Instructions to follow: Rewrite the records with every "flare-class-label" changed to "goes-class-label" and all other text left as it is.

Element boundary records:
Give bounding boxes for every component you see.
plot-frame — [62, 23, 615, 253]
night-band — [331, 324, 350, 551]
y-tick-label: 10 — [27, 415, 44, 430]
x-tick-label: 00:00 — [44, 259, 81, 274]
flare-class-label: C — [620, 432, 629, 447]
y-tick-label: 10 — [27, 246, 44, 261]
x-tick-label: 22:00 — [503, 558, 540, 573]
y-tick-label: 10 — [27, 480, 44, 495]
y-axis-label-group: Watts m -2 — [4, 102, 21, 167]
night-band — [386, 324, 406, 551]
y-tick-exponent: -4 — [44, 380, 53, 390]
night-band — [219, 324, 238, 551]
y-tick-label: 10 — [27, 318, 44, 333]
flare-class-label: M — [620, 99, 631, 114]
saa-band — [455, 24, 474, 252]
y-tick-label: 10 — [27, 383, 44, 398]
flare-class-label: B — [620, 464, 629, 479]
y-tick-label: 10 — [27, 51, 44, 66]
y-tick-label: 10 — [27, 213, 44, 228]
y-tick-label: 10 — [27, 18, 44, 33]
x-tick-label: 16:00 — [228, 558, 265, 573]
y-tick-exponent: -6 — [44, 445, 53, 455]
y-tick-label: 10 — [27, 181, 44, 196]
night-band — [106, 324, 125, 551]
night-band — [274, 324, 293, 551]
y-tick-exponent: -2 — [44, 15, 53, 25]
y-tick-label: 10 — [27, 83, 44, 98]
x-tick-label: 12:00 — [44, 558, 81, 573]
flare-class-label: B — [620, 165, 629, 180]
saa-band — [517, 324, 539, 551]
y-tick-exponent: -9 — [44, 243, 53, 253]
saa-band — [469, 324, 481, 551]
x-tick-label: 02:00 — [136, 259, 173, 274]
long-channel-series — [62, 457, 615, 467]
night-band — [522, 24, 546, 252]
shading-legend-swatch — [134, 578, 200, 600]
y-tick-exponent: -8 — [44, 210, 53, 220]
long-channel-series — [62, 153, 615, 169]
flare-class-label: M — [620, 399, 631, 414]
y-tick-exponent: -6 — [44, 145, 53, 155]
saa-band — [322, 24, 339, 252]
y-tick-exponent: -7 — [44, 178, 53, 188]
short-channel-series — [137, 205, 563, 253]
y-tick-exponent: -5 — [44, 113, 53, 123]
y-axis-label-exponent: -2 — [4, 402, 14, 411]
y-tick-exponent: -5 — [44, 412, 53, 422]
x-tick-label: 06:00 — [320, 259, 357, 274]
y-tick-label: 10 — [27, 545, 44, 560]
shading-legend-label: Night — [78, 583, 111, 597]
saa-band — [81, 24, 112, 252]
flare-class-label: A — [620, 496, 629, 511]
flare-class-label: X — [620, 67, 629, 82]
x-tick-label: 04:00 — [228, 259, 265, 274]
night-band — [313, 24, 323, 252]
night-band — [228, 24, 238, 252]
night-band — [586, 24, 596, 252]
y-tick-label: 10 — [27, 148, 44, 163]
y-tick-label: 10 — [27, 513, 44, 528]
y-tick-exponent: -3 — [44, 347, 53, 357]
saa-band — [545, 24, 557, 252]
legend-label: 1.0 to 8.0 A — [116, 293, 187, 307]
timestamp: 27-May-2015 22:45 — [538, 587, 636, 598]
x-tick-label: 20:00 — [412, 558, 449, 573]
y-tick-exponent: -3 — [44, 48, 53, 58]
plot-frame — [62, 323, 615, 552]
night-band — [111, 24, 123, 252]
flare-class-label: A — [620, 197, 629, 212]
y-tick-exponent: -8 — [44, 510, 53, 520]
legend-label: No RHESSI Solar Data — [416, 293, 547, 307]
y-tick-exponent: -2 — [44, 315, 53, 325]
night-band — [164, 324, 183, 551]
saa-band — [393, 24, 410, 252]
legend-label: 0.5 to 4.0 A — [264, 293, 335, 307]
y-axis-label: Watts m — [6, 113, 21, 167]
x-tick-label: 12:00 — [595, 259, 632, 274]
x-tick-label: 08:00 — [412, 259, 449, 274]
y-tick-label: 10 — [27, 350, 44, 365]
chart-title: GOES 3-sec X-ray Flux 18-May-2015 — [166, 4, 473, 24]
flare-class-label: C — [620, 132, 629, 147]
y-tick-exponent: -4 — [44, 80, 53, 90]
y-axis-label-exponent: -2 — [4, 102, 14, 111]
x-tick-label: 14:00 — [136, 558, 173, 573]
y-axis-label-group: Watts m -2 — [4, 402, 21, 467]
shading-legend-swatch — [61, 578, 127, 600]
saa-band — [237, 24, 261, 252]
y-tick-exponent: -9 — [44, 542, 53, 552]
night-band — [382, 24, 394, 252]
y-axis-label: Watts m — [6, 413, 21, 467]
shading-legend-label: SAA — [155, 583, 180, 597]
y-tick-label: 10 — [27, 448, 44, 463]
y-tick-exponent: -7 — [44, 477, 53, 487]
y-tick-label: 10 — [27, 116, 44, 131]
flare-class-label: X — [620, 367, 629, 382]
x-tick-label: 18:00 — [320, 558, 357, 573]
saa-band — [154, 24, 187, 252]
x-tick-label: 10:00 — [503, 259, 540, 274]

Result for this exercise:
Give bounding boxes for every component you see.
plot-frame — [62, 23, 615, 253]
night-band — [331, 324, 350, 551]
y-tick-label: 10 — [27, 415, 44, 430]
x-tick-label: 00:00 — [44, 259, 81, 274]
goes-class-label: C — [620, 432, 629, 447]
y-tick-label: 10 — [27, 246, 44, 261]
x-tick-label: 22:00 — [503, 558, 540, 573]
y-tick-label: 10 — [27, 480, 44, 495]
y-axis-label-group: Watts m -2 — [4, 102, 21, 167]
night-band — [386, 324, 406, 551]
y-tick-exponent: -4 — [44, 380, 53, 390]
night-band — [219, 324, 238, 551]
y-tick-label: 10 — [27, 318, 44, 333]
goes-class-label: M — [620, 99, 631, 114]
saa-band — [455, 24, 474, 252]
y-tick-label: 10 — [27, 383, 44, 398]
goes-class-label: B — [620, 464, 629, 479]
y-tick-label: 10 — [27, 51, 44, 66]
y-tick-label: 10 — [27, 213, 44, 228]
y-tick-label: 10 — [27, 18, 44, 33]
x-tick-label: 16:00 — [228, 558, 265, 573]
y-tick-exponent: -6 — [44, 445, 53, 455]
y-tick-label: 10 — [27, 181, 44, 196]
night-band — [106, 324, 125, 551]
night-band — [274, 324, 293, 551]
y-tick-exponent: -2 — [44, 15, 53, 25]
y-tick-label: 10 — [27, 83, 44, 98]
x-tick-label: 12:00 — [44, 558, 81, 573]
goes-class-label: B — [620, 165, 629, 180]
saa-band — [517, 324, 539, 551]
y-tick-exponent: -9 — [44, 243, 53, 253]
saa-band — [469, 324, 481, 551]
x-tick-label: 02:00 — [136, 259, 173, 274]
long-channel-series — [62, 457, 615, 467]
night-band — [522, 24, 546, 252]
shading-legend-swatch — [134, 578, 200, 600]
y-tick-exponent: -8 — [44, 210, 53, 220]
long-channel-series — [62, 153, 615, 169]
goes-class-label: M — [620, 399, 631, 414]
y-tick-exponent: -6 — [44, 145, 53, 155]
saa-band — [322, 24, 339, 252]
y-tick-exponent: -7 — [44, 178, 53, 188]
short-channel-series — [137, 205, 563, 253]
y-tick-exponent: -5 — [44, 113, 53, 123]
y-axis-label-exponent: -2 — [4, 402, 14, 411]
y-tick-exponent: -5 — [44, 412, 53, 422]
x-tick-label: 06:00 — [320, 259, 357, 274]
y-tick-label: 10 — [27, 545, 44, 560]
shading-legend-label: Night — [78, 583, 111, 597]
saa-band — [81, 24, 112, 252]
goes-class-label: A — [620, 496, 629, 511]
goes-class-label: X — [620, 67, 629, 82]
x-tick-label: 04:00 — [228, 259, 265, 274]
night-band — [313, 24, 323, 252]
night-band — [228, 24, 238, 252]
night-band — [586, 24, 596, 252]
y-tick-label: 10 — [27, 148, 44, 163]
y-tick-label: 10 — [27, 513, 44, 528]
y-tick-exponent: -3 — [44, 347, 53, 357]
saa-band — [545, 24, 557, 252]
legend-label: 1.0 to 8.0 A — [116, 293, 187, 307]
timestamp: 27-May-2015 22:45 — [538, 587, 636, 598]
x-tick-label: 20:00 — [412, 558, 449, 573]
y-tick-exponent: -3 — [44, 48, 53, 58]
plot-frame — [62, 323, 615, 552]
night-band — [111, 24, 123, 252]
goes-class-label: A — [620, 197, 629, 212]
y-tick-exponent: -8 — [44, 510, 53, 520]
legend-label: No RHESSI Solar Data — [416, 293, 547, 307]
y-tick-exponent: -2 — [44, 315, 53, 325]
night-band — [164, 324, 183, 551]
saa-band — [393, 24, 410, 252]
legend-label: 0.5 to 4.0 A — [264, 293, 335, 307]
y-axis-label: Watts m — [6, 113, 21, 167]
x-tick-label: 12:00 — [595, 259, 632, 274]
x-tick-label: 08:00 — [412, 259, 449, 274]
y-tick-label: 10 — [27, 350, 44, 365]
chart-title: GOES 3-sec X-ray Flux 18-May-2015 — [166, 4, 473, 24]
goes-class-label: C — [620, 132, 629, 147]
y-tick-exponent: -4 — [44, 80, 53, 90]
y-axis-label-exponent: -2 — [4, 102, 14, 111]
x-tick-label: 14:00 — [136, 558, 173, 573]
y-axis-label-group: Watts m -2 — [4, 402, 21, 467]
shading-legend-swatch — [61, 578, 127, 600]
saa-band — [237, 24, 261, 252]
y-tick-exponent: -9 — [44, 542, 53, 552]
night-band — [382, 24, 394, 252]
y-axis-label: Watts m — [6, 413, 21, 467]
shading-legend-label: SAA — [155, 583, 180, 597]
y-tick-label: 10 — [27, 448, 44, 463]
y-tick-exponent: -7 — [44, 477, 53, 487]
y-tick-label: 10 — [27, 116, 44, 131]
goes-class-label: X — [620, 367, 629, 382]
x-tick-label: 18:00 — [320, 558, 357, 573]
saa-band — [154, 24, 187, 252]
x-tick-label: 10:00 — [503, 259, 540, 274]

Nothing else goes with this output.